What you have to do: Pull each line holding "name" out of the entries below.

━━ Given data ━━

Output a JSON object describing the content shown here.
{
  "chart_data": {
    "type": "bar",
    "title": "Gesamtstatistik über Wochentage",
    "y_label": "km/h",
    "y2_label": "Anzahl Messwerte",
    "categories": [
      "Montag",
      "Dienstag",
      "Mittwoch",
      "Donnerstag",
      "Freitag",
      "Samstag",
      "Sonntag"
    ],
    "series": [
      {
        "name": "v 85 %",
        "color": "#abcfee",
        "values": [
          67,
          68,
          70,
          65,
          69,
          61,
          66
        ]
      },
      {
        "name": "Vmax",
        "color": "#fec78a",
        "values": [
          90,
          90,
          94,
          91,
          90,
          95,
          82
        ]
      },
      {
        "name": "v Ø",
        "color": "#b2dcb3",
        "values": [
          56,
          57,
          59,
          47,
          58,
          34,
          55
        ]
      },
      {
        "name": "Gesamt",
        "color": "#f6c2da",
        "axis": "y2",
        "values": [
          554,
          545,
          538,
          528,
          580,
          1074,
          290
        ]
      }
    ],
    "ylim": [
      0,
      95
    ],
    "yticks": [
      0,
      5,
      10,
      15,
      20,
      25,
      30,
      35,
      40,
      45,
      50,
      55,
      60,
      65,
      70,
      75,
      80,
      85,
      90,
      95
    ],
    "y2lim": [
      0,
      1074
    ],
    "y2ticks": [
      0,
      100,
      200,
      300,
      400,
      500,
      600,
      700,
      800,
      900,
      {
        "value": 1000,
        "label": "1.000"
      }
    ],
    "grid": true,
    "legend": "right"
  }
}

━━━

Task answer:
        "name": "v 85 %",
        "name": "Vmax",
        "name": "v Ø",
        "name": "Gesamt",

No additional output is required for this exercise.